Saved entries:
--- begin ---
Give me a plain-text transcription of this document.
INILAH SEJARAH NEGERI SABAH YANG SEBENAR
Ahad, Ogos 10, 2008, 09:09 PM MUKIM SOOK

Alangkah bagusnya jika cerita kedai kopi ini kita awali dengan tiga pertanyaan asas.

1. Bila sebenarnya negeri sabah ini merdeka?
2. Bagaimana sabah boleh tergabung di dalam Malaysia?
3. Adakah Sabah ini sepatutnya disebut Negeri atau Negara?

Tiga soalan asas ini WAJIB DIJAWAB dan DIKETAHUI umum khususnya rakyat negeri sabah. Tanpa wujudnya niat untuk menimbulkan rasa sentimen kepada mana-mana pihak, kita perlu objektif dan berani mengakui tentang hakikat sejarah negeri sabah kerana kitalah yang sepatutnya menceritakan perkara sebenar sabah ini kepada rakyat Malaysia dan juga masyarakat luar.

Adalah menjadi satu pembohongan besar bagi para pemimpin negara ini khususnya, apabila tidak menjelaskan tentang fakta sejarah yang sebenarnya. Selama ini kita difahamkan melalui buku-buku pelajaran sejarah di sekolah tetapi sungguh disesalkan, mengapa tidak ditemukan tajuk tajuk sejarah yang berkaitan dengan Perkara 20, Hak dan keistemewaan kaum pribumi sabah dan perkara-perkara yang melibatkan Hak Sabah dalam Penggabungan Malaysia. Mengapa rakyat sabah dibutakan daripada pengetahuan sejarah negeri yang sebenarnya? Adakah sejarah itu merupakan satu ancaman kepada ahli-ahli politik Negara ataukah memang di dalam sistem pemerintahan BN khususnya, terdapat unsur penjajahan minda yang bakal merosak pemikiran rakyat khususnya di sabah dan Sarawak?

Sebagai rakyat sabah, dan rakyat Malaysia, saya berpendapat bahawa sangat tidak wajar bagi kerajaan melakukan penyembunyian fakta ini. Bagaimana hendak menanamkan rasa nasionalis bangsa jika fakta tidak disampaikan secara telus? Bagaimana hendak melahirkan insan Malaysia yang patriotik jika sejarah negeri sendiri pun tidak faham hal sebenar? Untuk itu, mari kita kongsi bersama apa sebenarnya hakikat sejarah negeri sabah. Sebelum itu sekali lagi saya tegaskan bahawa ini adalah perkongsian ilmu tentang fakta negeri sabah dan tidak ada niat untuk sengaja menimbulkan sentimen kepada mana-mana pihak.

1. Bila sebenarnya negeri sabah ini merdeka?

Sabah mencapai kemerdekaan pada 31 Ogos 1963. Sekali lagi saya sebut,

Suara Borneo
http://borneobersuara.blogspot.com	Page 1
--- end ---
• **Exercise details**
The records above should be repeated in full, exactly as given.

• **Output of the exercise**
Give me a plain-text transcription of this document.
INILAH SEJARAH NEGERI SABAH YANG SEBENAR
Ahad, Ogos 10, 2008, 09:09 PM MUKIM SOOK

Alangkah bagusnya jika cerita kedai kopi ini kita awali dengan tiga pertanyaan asas.

1. Bila sebenarnya negeri sabah ini merdeka?
2. Bagaimana sabah boleh tergabung di dalam Malaysia?
3. Adakah Sabah ini sepatutnya disebut Negeri atau Negara?

Tiga soalan asas ini WAJIB DIJAWAB dan DIKETAHUI umum khususnya rakyat negeri sabah. Tanpa wujudnya niat untuk menimbulkan rasa sentimen kepada mana-mana pihak, kita perlu objektif dan berani mengakui tentang hakikat sejarah negeri sabah kerana kitalah yang sepatutnya menceritakan perkara sebenar sabah ini kepada rakyat Malaysia dan juga masyarakat luar.

Adalah menjadi satu pembohongan besar bagi para pemimpin negara ini khususnya, apabila tidak menjelaskan tentang fakta sejarah yang sebenarnya. Selama ini kita difahamkan melalui buku-buku pelajaran sejarah di sekolah tetapi sungguh disesalkan, mengapa tidak ditemukan tajuk tajuk sejarah yang berkaitan dengan Perkara 20, Hak dan keistemewaan kaum pribumi sabah dan perkara-perkara yang melibatkan Hak Sabah dalam Penggabungan Malaysia. Mengapa rakyat sabah dibutakan daripada pengetahuan sejarah negeri yang sebenarnya? Adakah sejarah itu merupakan satu ancaman kepada ahli-ahli politik Negara ataukah memang di dalam sistem pemerintahan BN khususnya, terdapat unsur penjajahan minda yang bakal merosak pemikiran rakyat khususnya di sabah dan Sarawak?

Sebagai rakyat sabah, dan rakyat Malaysia, saya berpendapat bahawa sangat tidak wajar bagi kerajaan melakukan penyembunyian fakta ini. Bagaimana hendak menanamkan rasa nasionalis bangsa jika fakta tidak disampaikan secara telus? Bagaimana hendak melahirkan insan Malaysia yang patriotik jika sejarah negeri sendiri pun tidak faham hal sebenar? Untuk itu, mari kita kongsi bersama apa sebenarnya hakikat sejarah negeri sabah. Sebelum itu sekali lagi saya tegaskan bahawa ini adalah perkongsian ilmu tentang fakta negeri sabah dan tidak ada niat untuk sengaja menimbulkan sentimen kepada mana-mana pihak.

1. Bila sebenarnya negeri sabah ini merdeka?

Sabah mencapai kemerdekaan pada 31 Ogos 1963. Sekali lagi saya sebut,

Suara Borneo
http://borneobersuara.blogspot.com	Page 1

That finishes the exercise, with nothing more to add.